**Task details:** Express the items, from the first line through the line containing "text-line: 多次，发现违反工作纪律问题 xx" (both included), as a JSON list with one string per line and no blank lines.

Element location data:
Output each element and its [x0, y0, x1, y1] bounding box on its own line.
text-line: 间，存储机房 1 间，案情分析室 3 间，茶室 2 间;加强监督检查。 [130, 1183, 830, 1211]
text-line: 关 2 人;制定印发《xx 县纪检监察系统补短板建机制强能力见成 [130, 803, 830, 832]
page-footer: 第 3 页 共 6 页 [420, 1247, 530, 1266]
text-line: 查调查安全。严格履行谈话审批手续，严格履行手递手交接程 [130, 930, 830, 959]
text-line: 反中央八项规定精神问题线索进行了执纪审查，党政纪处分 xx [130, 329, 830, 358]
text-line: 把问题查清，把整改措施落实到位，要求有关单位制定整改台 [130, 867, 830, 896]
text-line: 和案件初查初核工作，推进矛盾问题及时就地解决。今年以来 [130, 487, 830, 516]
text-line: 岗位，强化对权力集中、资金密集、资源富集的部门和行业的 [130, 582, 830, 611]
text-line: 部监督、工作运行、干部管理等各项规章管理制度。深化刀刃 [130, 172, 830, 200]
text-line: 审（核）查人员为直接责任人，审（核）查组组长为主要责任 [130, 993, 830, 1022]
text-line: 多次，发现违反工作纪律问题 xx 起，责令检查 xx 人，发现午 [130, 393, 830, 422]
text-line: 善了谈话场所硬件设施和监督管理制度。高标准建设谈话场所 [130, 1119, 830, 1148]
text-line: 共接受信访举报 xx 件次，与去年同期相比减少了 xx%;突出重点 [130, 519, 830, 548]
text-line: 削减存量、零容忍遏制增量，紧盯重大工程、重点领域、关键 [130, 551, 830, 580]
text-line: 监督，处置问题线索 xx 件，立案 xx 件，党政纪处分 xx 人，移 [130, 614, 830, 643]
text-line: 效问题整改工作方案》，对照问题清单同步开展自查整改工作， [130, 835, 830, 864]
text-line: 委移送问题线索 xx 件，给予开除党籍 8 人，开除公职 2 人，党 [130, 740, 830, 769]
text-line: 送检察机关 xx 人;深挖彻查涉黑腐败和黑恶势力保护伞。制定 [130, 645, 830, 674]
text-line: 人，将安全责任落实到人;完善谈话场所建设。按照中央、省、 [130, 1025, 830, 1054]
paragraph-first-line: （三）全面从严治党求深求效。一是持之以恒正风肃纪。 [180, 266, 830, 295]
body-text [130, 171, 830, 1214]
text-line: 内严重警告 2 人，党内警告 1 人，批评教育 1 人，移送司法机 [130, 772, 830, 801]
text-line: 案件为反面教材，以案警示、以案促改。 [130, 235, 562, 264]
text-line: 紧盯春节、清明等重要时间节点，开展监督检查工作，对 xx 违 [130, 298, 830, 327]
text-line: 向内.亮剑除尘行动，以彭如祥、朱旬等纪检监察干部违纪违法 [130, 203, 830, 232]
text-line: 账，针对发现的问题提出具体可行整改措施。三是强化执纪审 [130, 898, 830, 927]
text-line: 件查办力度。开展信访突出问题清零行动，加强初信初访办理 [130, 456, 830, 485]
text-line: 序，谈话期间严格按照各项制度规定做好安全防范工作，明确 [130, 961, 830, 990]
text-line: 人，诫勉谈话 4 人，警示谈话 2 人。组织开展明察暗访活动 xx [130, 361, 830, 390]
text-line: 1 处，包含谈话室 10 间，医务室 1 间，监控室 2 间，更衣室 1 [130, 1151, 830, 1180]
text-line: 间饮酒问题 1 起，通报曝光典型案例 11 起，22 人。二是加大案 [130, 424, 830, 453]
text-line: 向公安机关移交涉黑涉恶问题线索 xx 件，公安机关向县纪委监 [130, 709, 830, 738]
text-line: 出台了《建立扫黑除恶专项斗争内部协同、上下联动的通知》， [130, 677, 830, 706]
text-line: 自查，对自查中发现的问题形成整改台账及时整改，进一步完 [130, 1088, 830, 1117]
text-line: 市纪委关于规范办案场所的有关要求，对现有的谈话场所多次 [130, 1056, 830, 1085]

**Response to this task:**
[
  "Output each element and its [x0, y0, x1, y1] bounding box on its own line.",
  "text-line: 间，存储机房 1 间，案情分析室 3 间，茶室 2 间;加强监督检查。 [130, 1183, 830, 1211]",
  "text-line: 关 2 人;制定印发《xx 县纪检监察系统补短板建机制强能力见成 [130, 803, 830, 832]",
  "page-footer: 第 3 页 共 6 页 [420, 1247, 530, 1266]",
  "text-line: 查调查安全。严格履行谈话审批手续，严格履行手递手交接程 [130, 930, 830, 959]",
  "text-line: 反中央八项规定精神问题线索进行了执纪审查，党政纪处分 xx [130, 329, 830, 358]",
  "text-line: 把问题查清，把整改措施落实到位，要求有关单位制定整改台 [130, 867, 830, 896]",
  "text-line: 和案件初查初核工作，推进矛盾问题及时就地解决。今年以来 [130, 487, 830, 516]",
  "text-line: 岗位，强化对权力集中、资金密集、资源富集的部门和行业的 [130, 582, 830, 611]",
  "text-line: 部监督、工作运行、干部管理等各项规章管理制度。深化刀刃 [130, 172, 830, 200]",
  "text-line: 审（核）查人员为直接责任人，审（核）查组组长为主要责任 [130, 993, 830, 1022]",
  "text-line: 多次，发现违反工作纪律问题 xx 起，责令检查 xx 人，发现午 [130, 393, 830, 422]"
]